* Begin *

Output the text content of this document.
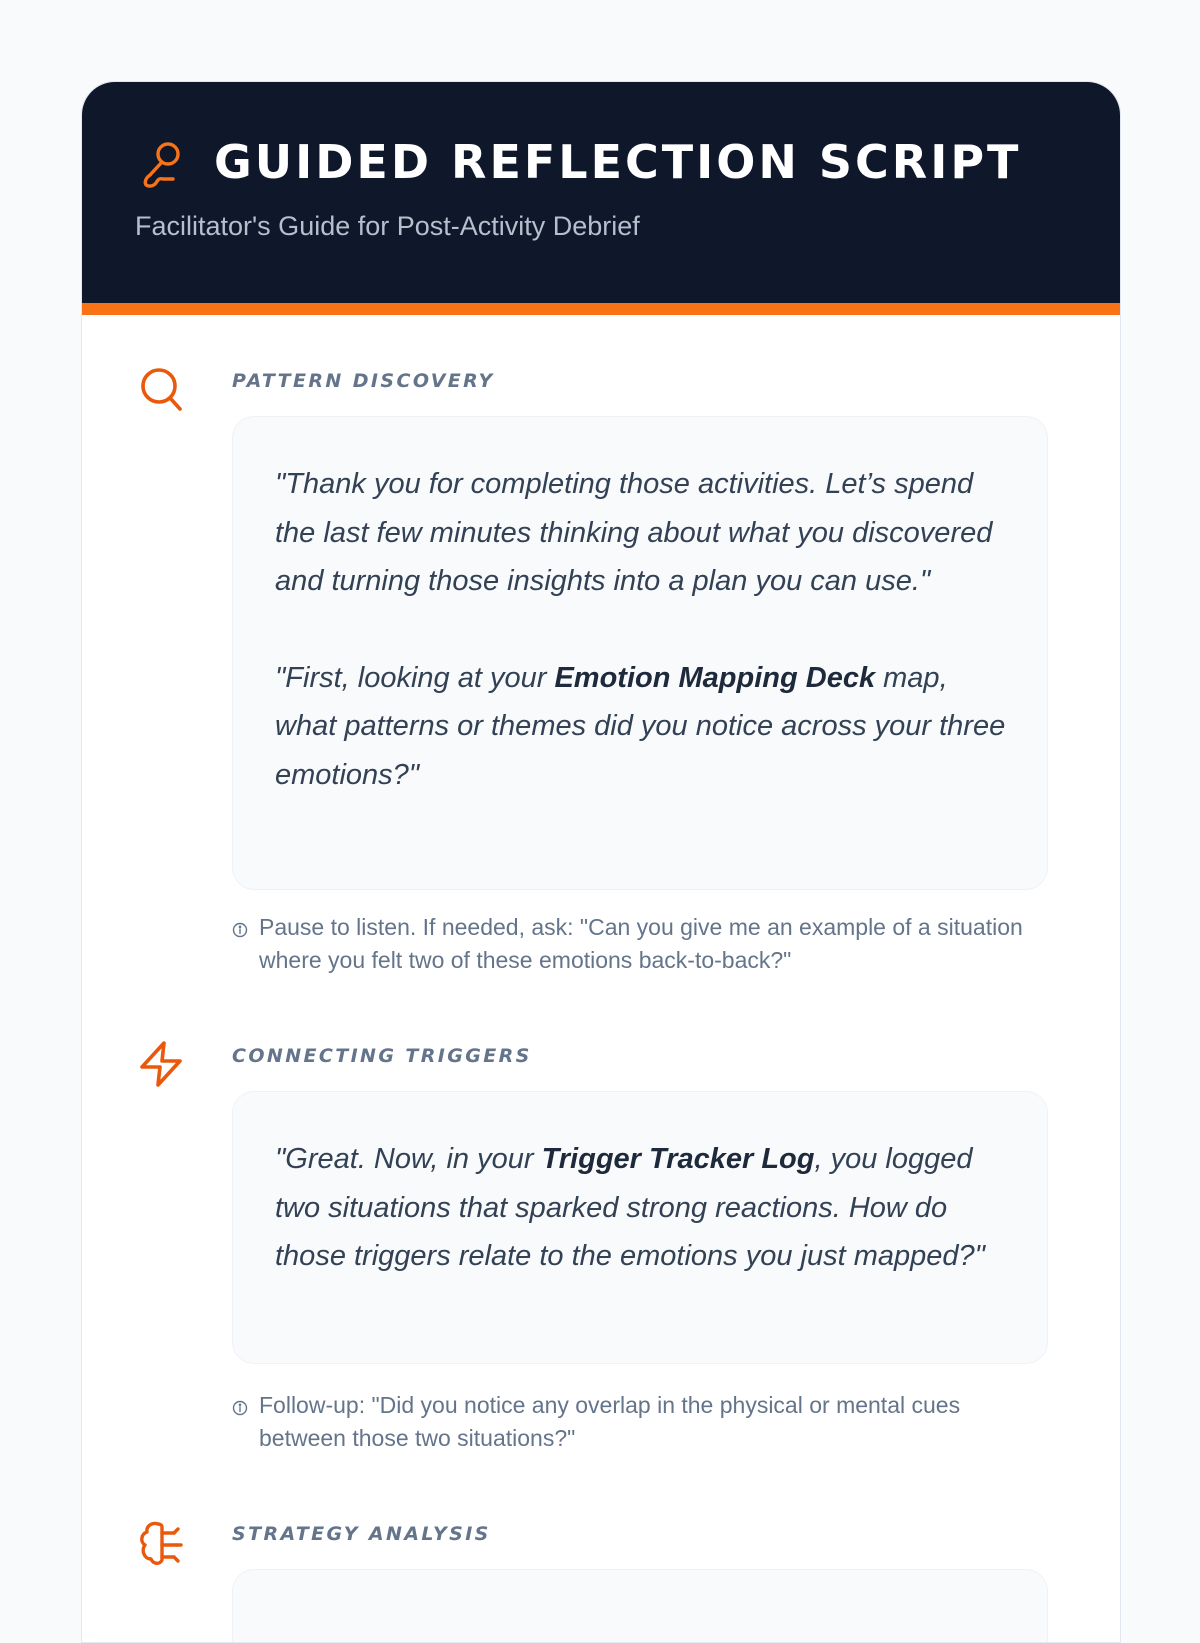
GUIDED REFLECTION SCRIPT
Facilitator's Guide for Post-Activity Debrief
PATTERN DISCOVERY

"Thank you for completing those activities. Let’s spend the last few minutes thinking about what you discovered and turning those insights into a plan you can use."

"First, looking at your Emotion Mapping Deck map, what patterns or themes did you notice across your three emotions?"

Pause to listen. If needed, ask: "Can you give me an example of a situation where you felt two of these emotions back-to-back?"
CONNECTING TRIGGERS

"Great. Now, in your Trigger Tracker Log, you logged two situations that sparked strong reactions. How do those triggers relate to the emotions you just mapped?"

Follow-up: "Did you notice any overlap in the physical or mental cues between those two situations?"
STRATEGY ANALYSIS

* End *

**TASK GOAL:** Identify each line of the material where the word "your" shows up, and copy it.

**EXERCISE SOLUTION:**
"First, looking at your Emotion Mapping Deck map, what patterns or themes did you notice across your three emotions?"
"Great. Now, in your Trigger Tracker Log, you logged two situations that sparked strong reactions. How do those triggers relate to the emotions you just mapped?"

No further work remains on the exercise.